§ What you need to do: Reply with one number only: the count of lines below that contain the word "value".

[Recorded data]
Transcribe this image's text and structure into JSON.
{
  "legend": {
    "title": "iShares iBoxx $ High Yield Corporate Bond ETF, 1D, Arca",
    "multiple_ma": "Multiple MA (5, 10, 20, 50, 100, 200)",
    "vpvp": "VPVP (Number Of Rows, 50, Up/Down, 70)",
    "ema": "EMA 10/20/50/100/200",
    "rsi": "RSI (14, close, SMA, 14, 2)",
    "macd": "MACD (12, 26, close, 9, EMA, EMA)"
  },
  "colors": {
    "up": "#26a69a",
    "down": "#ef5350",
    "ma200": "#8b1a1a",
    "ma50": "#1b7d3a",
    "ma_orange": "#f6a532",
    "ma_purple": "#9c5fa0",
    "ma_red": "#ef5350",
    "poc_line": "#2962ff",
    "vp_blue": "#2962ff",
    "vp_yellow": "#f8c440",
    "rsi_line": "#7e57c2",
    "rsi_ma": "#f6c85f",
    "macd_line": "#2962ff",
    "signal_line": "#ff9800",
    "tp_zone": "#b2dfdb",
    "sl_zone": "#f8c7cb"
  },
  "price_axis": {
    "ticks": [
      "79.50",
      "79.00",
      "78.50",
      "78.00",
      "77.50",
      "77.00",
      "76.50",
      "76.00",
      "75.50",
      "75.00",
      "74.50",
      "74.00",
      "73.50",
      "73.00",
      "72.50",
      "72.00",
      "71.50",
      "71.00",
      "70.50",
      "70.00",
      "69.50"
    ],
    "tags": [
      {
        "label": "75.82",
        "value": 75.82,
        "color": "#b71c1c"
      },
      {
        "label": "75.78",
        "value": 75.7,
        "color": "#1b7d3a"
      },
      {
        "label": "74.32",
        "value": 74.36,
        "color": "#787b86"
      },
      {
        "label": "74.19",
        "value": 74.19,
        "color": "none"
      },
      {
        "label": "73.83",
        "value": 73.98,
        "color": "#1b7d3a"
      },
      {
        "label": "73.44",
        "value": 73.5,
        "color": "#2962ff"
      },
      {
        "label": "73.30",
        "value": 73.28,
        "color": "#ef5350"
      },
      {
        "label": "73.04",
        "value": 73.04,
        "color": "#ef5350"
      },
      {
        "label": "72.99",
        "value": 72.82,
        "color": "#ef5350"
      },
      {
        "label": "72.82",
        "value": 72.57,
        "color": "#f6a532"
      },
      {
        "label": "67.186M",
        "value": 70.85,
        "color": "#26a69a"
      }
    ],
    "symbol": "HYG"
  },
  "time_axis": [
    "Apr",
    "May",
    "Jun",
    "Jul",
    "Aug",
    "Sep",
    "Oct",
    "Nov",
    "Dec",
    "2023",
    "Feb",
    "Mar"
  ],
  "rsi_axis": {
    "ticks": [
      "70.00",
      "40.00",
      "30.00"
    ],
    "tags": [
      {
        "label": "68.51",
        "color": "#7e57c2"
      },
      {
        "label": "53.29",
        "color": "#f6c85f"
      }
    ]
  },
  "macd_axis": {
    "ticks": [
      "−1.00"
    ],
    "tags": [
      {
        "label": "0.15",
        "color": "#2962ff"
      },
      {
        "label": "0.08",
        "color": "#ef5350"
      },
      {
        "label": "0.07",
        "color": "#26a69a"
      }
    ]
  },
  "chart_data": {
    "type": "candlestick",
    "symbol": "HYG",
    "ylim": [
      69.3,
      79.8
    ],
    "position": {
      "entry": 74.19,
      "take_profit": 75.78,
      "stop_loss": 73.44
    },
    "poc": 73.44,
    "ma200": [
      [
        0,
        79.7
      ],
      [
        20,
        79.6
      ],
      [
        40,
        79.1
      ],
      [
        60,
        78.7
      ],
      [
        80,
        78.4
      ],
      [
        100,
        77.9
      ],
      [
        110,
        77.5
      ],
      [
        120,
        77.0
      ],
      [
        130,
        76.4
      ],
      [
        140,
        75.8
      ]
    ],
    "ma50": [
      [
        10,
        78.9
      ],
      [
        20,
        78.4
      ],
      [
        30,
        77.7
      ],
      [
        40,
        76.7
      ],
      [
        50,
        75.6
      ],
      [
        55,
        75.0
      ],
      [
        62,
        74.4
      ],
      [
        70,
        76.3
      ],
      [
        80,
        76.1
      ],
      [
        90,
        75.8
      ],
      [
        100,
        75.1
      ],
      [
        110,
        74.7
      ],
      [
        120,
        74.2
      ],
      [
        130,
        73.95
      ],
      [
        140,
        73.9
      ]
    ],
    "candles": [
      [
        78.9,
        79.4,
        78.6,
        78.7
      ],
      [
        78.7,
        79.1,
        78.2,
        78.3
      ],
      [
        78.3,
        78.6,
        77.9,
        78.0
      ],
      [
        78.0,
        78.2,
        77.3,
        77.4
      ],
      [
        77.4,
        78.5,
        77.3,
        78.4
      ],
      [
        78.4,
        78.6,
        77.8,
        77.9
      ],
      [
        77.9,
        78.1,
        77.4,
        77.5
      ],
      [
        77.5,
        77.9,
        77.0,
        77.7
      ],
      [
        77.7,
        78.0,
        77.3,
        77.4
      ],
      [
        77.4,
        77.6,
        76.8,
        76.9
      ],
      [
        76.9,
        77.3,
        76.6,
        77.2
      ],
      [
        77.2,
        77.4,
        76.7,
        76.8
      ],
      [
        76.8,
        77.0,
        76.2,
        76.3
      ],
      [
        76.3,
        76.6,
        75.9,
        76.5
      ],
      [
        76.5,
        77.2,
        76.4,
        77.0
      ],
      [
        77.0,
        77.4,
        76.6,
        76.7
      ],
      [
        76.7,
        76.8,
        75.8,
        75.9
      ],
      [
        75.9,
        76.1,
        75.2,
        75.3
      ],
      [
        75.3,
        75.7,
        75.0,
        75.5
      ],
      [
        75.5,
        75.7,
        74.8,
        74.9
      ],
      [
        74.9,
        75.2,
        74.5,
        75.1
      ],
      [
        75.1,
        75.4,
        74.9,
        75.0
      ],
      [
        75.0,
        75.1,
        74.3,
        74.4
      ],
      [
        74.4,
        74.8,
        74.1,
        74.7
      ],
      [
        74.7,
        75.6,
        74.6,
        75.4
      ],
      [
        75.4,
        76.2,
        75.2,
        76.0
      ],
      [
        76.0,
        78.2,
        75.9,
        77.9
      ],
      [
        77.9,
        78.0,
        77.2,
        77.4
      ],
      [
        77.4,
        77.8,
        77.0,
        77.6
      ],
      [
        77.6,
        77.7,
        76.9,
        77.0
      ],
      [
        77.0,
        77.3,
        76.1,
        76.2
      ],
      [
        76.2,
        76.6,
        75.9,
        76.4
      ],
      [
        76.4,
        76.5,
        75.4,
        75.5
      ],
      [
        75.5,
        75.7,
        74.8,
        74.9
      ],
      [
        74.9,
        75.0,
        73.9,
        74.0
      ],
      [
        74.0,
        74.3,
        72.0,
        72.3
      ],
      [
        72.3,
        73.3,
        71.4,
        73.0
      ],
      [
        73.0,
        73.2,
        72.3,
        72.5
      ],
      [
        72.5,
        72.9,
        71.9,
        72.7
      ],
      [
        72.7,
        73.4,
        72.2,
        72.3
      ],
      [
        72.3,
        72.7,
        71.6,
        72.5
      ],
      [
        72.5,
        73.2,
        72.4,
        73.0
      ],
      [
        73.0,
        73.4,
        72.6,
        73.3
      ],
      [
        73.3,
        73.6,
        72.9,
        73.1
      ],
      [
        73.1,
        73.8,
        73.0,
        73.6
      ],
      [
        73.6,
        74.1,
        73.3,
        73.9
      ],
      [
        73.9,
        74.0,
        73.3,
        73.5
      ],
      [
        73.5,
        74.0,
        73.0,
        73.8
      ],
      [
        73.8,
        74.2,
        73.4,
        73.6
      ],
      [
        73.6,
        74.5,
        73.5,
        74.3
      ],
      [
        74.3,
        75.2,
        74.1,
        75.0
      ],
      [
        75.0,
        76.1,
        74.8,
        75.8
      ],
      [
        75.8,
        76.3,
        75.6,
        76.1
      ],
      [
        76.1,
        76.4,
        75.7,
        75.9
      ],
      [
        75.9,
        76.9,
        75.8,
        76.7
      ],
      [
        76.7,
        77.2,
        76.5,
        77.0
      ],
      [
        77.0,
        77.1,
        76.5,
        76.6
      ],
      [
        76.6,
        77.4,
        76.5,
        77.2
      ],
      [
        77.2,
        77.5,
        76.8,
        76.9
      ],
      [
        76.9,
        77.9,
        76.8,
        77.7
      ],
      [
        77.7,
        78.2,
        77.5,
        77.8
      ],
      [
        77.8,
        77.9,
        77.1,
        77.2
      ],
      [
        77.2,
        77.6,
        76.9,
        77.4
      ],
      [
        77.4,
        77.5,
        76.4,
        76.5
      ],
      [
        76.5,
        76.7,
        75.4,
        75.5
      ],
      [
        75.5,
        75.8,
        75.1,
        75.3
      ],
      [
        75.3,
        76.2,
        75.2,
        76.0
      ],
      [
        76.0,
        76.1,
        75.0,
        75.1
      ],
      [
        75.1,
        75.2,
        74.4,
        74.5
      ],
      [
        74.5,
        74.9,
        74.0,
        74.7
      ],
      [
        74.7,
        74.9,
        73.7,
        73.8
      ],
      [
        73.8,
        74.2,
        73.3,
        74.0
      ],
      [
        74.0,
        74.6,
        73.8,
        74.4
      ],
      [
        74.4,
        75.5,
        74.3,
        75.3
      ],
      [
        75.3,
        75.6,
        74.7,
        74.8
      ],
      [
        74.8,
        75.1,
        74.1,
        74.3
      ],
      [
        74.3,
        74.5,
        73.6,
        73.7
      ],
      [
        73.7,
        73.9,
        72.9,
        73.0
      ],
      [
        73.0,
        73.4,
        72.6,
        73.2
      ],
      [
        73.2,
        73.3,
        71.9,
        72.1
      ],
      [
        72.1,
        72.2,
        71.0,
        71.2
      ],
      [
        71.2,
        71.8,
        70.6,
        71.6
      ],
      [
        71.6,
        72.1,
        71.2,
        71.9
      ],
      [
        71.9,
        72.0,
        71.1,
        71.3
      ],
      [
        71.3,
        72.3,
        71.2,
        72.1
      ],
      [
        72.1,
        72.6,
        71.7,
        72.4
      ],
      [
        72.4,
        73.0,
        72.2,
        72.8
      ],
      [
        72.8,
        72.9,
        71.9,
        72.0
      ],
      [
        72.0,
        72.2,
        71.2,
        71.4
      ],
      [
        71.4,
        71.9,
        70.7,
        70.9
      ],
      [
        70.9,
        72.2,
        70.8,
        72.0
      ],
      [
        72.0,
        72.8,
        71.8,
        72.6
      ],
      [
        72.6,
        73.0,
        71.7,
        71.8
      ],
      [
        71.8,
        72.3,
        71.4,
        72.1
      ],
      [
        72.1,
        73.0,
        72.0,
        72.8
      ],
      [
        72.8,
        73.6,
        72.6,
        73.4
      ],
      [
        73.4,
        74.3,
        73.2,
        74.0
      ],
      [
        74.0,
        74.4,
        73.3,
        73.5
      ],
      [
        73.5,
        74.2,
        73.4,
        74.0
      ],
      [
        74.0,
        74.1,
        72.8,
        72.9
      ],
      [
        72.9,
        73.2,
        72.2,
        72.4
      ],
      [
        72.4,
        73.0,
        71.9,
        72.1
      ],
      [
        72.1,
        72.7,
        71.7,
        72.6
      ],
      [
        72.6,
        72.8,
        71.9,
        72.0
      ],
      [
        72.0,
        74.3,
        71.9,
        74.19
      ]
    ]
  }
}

§ Solution: 11